Stated problem:
Pull out every line below containing the word "واحدة".

Material shown:
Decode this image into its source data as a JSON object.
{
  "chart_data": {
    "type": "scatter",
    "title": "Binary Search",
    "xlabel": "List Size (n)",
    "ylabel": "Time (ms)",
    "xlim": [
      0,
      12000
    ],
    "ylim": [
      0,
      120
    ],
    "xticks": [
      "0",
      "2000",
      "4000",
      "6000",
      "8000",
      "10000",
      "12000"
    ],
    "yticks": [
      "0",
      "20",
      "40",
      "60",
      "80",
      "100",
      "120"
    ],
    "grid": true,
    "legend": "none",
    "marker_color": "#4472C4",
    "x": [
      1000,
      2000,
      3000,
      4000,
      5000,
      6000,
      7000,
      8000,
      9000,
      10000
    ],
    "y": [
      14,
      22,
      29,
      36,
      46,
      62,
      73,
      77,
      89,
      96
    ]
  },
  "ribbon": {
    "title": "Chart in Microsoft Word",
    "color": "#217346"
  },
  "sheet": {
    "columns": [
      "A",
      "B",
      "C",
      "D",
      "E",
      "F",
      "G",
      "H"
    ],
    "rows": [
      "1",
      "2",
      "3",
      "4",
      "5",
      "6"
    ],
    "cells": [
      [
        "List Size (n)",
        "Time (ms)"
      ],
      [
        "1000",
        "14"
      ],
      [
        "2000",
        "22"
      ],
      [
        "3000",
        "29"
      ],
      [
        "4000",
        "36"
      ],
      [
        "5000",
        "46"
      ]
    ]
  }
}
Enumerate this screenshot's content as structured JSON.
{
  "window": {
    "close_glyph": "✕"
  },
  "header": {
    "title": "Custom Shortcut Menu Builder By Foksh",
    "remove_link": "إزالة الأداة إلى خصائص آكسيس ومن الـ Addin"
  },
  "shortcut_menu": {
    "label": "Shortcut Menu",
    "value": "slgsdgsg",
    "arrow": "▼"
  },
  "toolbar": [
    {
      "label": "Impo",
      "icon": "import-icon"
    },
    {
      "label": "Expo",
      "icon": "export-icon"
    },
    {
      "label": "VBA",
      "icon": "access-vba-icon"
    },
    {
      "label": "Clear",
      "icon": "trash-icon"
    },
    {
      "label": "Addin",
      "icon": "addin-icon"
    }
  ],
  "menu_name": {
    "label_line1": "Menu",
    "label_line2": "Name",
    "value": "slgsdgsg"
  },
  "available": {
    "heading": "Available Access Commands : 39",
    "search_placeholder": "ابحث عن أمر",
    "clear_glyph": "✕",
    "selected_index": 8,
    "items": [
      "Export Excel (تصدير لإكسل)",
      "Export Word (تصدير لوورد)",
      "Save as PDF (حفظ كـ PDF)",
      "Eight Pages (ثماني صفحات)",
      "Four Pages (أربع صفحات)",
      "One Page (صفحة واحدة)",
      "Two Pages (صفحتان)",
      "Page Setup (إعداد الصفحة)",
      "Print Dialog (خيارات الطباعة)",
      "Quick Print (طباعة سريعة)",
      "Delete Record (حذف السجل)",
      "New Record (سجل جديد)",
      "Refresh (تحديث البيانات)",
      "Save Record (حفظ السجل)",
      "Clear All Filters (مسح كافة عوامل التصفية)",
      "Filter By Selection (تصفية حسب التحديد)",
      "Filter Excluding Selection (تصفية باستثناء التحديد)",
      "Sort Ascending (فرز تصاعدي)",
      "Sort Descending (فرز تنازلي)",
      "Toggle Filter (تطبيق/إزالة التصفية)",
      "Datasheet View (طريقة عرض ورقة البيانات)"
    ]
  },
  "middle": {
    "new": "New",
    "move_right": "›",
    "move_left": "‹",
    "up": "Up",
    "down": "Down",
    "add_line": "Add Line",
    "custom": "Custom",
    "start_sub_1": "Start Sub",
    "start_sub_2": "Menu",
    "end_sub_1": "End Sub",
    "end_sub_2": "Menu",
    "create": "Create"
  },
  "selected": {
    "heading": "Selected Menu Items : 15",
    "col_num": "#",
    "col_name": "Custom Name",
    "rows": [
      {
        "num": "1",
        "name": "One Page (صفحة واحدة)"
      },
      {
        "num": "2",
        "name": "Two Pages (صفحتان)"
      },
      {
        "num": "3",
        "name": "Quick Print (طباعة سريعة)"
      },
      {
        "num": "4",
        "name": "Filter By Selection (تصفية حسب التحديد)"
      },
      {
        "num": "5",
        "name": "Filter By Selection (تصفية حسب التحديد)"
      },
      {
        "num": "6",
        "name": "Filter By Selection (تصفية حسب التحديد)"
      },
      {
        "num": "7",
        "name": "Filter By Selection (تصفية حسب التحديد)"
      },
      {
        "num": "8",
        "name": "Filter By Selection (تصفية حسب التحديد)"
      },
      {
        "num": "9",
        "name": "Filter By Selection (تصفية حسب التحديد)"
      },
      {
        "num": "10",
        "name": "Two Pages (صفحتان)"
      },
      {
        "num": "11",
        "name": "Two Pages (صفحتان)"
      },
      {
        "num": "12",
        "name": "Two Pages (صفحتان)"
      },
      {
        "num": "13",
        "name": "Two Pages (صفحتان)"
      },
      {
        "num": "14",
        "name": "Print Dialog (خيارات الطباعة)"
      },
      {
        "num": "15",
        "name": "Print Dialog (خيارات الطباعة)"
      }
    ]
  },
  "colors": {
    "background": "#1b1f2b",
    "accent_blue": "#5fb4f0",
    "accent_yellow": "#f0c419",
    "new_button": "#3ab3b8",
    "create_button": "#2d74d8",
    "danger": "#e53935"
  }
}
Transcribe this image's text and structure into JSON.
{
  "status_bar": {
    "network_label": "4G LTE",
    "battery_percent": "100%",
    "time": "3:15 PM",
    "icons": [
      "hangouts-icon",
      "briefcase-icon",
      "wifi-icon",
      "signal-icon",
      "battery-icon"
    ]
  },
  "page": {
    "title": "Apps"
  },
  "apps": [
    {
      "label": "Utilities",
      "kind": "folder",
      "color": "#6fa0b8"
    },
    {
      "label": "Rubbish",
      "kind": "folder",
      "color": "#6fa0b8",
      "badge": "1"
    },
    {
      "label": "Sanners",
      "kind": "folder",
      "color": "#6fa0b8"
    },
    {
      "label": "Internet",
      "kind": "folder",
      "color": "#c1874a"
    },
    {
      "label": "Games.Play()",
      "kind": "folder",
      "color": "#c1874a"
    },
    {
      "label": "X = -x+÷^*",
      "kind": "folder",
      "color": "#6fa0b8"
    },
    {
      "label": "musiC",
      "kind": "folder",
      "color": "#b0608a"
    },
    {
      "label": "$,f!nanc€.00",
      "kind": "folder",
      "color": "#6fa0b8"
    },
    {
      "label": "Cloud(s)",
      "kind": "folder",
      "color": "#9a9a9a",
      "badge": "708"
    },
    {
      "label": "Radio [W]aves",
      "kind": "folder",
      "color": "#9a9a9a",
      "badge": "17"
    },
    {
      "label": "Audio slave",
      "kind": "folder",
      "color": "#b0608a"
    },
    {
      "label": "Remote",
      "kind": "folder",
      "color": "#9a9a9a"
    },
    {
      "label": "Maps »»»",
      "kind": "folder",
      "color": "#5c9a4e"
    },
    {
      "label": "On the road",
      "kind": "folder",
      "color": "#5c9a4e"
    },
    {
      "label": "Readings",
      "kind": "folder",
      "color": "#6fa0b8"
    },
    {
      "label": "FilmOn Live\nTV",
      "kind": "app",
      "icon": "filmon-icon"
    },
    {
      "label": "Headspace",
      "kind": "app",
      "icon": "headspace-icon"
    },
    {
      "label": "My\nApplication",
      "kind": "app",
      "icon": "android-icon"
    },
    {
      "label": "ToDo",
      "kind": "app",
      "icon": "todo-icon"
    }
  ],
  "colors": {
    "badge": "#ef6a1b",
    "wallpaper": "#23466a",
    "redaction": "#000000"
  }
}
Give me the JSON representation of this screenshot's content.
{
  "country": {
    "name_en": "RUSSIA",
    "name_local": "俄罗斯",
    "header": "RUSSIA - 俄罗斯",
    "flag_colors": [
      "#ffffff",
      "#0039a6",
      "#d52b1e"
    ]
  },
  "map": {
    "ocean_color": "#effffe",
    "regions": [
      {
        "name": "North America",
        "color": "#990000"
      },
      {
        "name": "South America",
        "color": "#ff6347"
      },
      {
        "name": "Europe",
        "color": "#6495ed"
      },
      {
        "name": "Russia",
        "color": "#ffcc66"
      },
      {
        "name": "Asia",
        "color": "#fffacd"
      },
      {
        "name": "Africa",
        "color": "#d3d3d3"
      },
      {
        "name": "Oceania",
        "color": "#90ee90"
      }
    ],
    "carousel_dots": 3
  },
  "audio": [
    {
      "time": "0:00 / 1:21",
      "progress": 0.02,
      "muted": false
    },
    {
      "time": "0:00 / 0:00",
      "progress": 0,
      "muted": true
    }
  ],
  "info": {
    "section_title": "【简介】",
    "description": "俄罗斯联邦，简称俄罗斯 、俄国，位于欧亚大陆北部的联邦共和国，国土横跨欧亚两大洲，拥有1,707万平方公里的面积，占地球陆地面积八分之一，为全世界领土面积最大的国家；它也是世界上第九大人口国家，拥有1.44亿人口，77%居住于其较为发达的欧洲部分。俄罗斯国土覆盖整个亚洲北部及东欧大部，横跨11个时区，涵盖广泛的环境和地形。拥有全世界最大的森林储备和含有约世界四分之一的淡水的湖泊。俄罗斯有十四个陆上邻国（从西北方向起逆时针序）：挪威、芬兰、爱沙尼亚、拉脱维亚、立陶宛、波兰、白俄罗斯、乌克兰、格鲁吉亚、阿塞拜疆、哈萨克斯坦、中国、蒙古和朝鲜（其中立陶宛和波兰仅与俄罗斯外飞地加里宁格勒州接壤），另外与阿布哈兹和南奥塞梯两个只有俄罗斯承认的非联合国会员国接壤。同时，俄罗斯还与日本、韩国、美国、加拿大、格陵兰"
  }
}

Worked answer:
      "One Page (صفحة واحدة)",
        "name": "One Page (صفحة واحدة)"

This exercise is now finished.